EXERCISE DESCRIPTION | Word for word, retype every entry in the listing.

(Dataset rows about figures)
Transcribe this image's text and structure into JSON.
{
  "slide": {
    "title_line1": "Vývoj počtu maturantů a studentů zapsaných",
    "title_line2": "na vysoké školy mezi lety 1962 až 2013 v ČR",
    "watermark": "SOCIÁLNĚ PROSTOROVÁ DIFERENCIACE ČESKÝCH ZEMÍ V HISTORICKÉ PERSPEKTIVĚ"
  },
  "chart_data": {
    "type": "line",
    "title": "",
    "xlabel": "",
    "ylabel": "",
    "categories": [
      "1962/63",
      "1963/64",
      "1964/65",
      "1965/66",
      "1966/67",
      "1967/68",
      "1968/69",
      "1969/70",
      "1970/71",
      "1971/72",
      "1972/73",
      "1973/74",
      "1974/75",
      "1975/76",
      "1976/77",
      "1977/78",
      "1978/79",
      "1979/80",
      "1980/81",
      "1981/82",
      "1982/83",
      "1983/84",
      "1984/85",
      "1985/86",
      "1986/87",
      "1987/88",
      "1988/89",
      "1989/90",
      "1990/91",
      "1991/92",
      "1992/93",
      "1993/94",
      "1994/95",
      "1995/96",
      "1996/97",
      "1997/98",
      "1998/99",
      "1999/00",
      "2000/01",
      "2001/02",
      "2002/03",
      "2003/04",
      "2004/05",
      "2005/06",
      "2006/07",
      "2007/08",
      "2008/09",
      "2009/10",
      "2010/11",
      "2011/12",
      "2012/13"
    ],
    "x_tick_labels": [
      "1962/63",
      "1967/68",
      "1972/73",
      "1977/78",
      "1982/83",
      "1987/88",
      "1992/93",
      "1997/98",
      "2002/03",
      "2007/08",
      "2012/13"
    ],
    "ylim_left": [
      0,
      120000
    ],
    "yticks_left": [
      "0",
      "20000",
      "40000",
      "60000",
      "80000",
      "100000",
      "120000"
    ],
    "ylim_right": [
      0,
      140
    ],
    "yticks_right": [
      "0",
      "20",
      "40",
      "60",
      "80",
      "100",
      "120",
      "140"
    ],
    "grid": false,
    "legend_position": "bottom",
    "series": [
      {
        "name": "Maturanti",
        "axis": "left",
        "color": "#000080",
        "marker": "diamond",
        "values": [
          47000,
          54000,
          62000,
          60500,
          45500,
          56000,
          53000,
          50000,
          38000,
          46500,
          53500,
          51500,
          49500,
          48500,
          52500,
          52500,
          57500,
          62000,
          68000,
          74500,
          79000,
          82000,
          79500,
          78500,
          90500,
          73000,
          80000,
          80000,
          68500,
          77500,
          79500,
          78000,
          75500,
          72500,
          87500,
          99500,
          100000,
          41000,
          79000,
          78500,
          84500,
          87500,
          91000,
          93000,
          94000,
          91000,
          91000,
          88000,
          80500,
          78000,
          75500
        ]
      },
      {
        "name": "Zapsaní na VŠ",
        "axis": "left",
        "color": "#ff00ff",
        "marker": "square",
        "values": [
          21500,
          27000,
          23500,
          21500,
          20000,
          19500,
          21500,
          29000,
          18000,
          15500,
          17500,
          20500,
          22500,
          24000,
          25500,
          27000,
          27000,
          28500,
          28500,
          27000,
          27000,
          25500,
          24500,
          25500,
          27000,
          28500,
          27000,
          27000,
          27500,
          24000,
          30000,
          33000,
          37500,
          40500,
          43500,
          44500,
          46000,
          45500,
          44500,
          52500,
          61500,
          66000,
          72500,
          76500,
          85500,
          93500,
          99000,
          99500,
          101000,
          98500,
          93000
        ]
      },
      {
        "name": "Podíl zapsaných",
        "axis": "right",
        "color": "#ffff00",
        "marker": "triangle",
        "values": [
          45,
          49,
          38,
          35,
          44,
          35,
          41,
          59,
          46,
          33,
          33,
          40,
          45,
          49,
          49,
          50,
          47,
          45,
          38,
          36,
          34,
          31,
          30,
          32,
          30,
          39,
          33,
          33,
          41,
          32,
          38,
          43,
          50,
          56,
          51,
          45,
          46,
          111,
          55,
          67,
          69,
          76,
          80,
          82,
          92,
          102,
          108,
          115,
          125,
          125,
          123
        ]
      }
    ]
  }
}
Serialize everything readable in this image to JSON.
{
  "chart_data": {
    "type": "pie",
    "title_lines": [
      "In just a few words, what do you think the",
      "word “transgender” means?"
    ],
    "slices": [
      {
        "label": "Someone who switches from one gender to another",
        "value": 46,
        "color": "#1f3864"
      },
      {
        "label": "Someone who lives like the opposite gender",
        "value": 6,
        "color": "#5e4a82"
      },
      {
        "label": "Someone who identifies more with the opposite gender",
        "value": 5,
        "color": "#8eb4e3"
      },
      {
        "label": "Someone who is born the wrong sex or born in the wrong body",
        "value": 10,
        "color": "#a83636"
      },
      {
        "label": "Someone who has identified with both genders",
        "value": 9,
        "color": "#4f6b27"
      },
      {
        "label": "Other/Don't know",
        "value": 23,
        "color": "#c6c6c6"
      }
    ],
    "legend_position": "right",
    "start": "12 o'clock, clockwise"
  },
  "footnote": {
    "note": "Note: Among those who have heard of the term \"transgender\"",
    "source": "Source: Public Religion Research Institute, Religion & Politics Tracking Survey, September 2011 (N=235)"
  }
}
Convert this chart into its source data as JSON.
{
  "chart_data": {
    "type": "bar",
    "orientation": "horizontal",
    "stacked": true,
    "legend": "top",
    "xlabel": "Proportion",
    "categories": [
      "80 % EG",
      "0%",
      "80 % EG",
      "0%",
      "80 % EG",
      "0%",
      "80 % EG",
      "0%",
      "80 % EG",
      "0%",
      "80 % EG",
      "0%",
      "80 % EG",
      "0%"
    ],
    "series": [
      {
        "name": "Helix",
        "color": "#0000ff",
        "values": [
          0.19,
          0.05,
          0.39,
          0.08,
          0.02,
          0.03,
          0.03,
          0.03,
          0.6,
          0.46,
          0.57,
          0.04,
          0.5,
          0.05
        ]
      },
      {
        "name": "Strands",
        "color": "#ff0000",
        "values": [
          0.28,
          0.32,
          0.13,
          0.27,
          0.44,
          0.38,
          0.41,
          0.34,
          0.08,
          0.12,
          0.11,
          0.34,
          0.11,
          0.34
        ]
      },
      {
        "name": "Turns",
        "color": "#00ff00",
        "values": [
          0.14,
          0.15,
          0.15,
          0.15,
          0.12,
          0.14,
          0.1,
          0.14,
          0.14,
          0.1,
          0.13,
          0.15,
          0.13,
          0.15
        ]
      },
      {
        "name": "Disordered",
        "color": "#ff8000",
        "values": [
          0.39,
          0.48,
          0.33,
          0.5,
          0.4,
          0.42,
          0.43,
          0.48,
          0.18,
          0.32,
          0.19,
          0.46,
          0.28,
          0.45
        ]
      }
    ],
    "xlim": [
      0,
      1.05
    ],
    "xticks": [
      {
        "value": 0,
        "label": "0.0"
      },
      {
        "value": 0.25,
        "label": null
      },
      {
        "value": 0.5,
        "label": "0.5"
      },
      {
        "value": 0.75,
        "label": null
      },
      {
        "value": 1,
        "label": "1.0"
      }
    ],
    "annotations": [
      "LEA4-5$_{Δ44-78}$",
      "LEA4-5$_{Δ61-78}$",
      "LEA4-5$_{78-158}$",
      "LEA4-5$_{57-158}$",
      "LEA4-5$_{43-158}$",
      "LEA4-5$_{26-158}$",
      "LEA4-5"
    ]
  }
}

FINAL RESULT |
Transcribe this image's text and structure into JSON.
{
  "slide": {
    "title_line1": "Vývoj počtu maturantů a studentů zapsaných",
    "title_line2": "na vysoké školy mezi lety 1962 až 2013 v ČR",
    "watermark": "SOCIÁLNĚ PROSTOROVÁ DIFERENCIACE ČESKÝCH ZEMÍ V HISTORICKÉ PERSPEKTIVĚ"
  },
  "chart_data": {
    "type": "line",
    "title": "",
    "xlabel": "",
    "ylabel": "",
    "categories": [
      "1962/63",
      "1963/64",
      "1964/65",
      "1965/66",
      "1966/67",
      "1967/68",
      "1968/69",
      "1969/70",
      "1970/71",
      "1971/72",
      "1972/73",
      "1973/74",
      "1974/75",
      "1975/76",
      "1976/77",
      "1977/78",
      "1978/79",
      "1979/80",
      "1980/81",
      "1981/82",
      "1982/83",
      "1983/84",
      "1984/85",
      "1985/86",
      "1986/87",
      "1987/88",
      "1988/89",
      "1989/90",
      "1990/91",
      "1991/92",
      "1992/93",
      "1993/94",
      "1994/95",
      "1995/96",
      "1996/97",
      "1997/98",
      "1998/99",
      "1999/00",
      "2000/01",
      "2001/02",
      "2002/03",
      "2003/04",
      "2004/05",
      "2005/06",
      "2006/07",
      "2007/08",
      "2008/09",
      "2009/10",
      "2010/11",
      "2011/12",
      "2012/13"
    ],
    "x_tick_labels": [
      "1962/63",
      "1967/68",
      "1972/73",
      "1977/78",
      "1982/83",
      "1987/88",
      "1992/93",
      "1997/98",
      "2002/03",
      "2007/08",
      "2012/13"
    ],
    "ylim_left": [
      0,
      120000
    ],
    "yticks_left": [
      "0",
      "20000",
      "40000",
      "60000",
      "80000",
      "100000",
      "120000"
    ],
    "ylim_right": [
      0,
      140
    ],
    "yticks_right": [
      "0",
      "20",
      "40",
      "60",
      "80",
      "100",
      "120",
      "140"
    ],
    "grid": false,
    "legend_position": "bottom",
    "series": [
      {
        "name": "Maturanti",
        "axis": "left",
        "color": "#000080",
        "marker": "diamond",
        "values": [
          47000,
          54000,
          62000,
          60500,
          45500,
          56000,
          53000,
          50000,
          38000,
          46500,
          53500,
          51500,
          49500,
          48500,
          52500,
          52500,
          57500,
          62000,
          68000,
          74500,
          79000,
          82000,
          79500,
          78500,
          90500,
          73000,
          80000,
          80000,
          68500,
          77500,
          79500,
          78000,
          75500,
          72500,
          87500,
          99500,
          100000,
          41000,
          79000,
          78500,
          84500,
          87500,
          91000,
          93000,
          94000,
          91000,
          91000,
          88000,
          80500,
          78000,
          75500
        ]
      },
      {
        "name": "Zapsaní na VŠ",
        "axis": "left",
        "color": "#ff00ff",
        "marker": "square",
        "values": [
          21500,
          27000,
          23500,
          21500,
          20000,
          19500,
          21500,
          29000,
          18000,
          15500,
          17500,
          20500,
          22500,
          24000,
          25500,
          27000,
          27000,
          28500,
          28500,
          27000,
          27000,
          25500,
          24500,
          25500,
          27000,
          28500,
          27000,
          27000,
          27500,
          24000,
          30000,
          33000,
          37500,
          40500,
          43500,
          44500,
          46000,
          45500,
          44500,
          52500,
          61500,
          66000,
          72500,
          76500,
          85500,
          93500,
          99000,
          99500,
          101000,
          98500,
          93000
        ]
      },
      {
        "name": "Podíl zapsaných",
        "axis": "right",
        "color": "#ffff00",
        "marker": "triangle",
        "values": [
          45,
          49,
          38,
          35,
          44,
          35,
          41,
          59,
          46,
          33,
          33,
          40,
          45,
          49,
          49,
          50,
          47,
          45,
          38,
          36,
          34,
          31,
          30,
          32,
          30,
          39,
          33,
          33,
          41,
          32,
          38,
          43,
          50,
          56,
          51,
          45,
          46,
          111,
          55,
          67,
          69,
          76,
          80,
          82,
          92,
          102,
          108,
          115,
          125,
          125,
          123
        ]
      }
    ]
  }
}
Serialize everything readable in this image to JSON.
{
  "chart_data": {
    "type": "pie",
    "title_lines": [
      "In just a few words, what do you think the",
      "word “transgender” means?"
    ],
    "slices": [
      {
        "label": "Someone who switches from one gender to another",
        "value": 46,
        "color": "#1f3864"
      },
      {
        "label": "Someone who lives like the opposite gender",
        "value": 6,
        "color": "#5e4a82"
      },
      {
        "label": "Someone who identifies more with the opposite gender",
        "value": 5,
        "color": "#8eb4e3"
      },
      {
        "label": "Someone who is born the wrong sex or born in the wrong body",
        "value": 10,
        "color": "#a83636"
      },
      {
        "label": "Someone who has identified with both genders",
        "value": 9,
        "color": "#4f6b27"
      },
      {
        "label": "Other/Don't know",
        "value": 23,
        "color": "#c6c6c6"
      }
    ],
    "legend_position": "right",
    "start": "12 o'clock, clockwise"
  },
  "footnote": {
    "note": "Note: Among those who have heard of the term \"transgender\"",
    "source": "Source: Public Religion Research Institute, Religion & Politics Tracking Survey, September 2011 (N=235)"
  }
}
Convert this chart into its source data as JSON.
{
  "chart_data": {
    "type": "bar",
    "orientation": "horizontal",
    "stacked": true,
    "legend": "top",
    "xlabel": "Proportion",
    "categories": [
      "80 % EG",
      "0%",
      "80 % EG",
      "0%",
      "80 % EG",
      "0%",
      "80 % EG",
      "0%",
      "80 % EG",
      "0%",
      "80 % EG",
      "0%",
      "80 % EG",
      "0%"
    ],
    "series": [
      {
        "name": "Helix",
        "color": "#0000ff",
        "values": [
          0.19,
          0.05,
          0.39,
          0.08,
          0.02,
          0.03,
          0.03,
          0.03,
          0.6,
          0.46,
          0.57,
          0.04,
          0.5,
          0.05
        ]
      },
      {
        "name": "Strands",
        "color": "#ff0000",
        "values": [
          0.28,
          0.32,
          0.13,
          0.27,
          0.44,
          0.38,
          0.41,
          0.34,
          0.08,
          0.12,
          0.11,
          0.34,
          0.11,
          0.34
        ]
      },
      {
        "name": "Turns",
        "color": "#00ff00",
        "values": [
          0.14,
          0.15,
          0.15,
          0.15,
          0.12,
          0.14,
          0.1,
          0.14,
          0.14,
          0.1,
          0.13,
          0.15,
          0.13,
          0.15
        ]
      },
      {
        "name": "Disordered",
        "color": "#ff8000",
        "values": [
          0.39,
          0.48,
          0.33,
          0.5,
          0.4,
          0.42,
          0.43,
          0.48,
          0.18,
          0.32,
          0.19,
          0.46,
          0.28,
          0.45
        ]
      }
    ],
    "xlim": [
      0,
      1.05
    ],
    "xticks": [
      {
        "value": 0,
        "label": "0.0"
      },
      {
        "value": 0.25,
        "label": null
      },
      {
        "value": 0.5,
        "label": "0.5"
      },
      {
        "value": 0.75,
        "label": null
      },
      {
        "value": 1,
        "label": "1.0"
      }
    ],
    "annotations": [
      "LEA4-5$_{Δ44-78}$",
      "LEA4-5$_{Δ61-78}$",
      "LEA4-5$_{78-158}$",
      "LEA4-5$_{57-158}$",
      "LEA4-5$_{43-158}$",
      "LEA4-5$_{26-158}$",
      "LEA4-5"
    ]
  }
}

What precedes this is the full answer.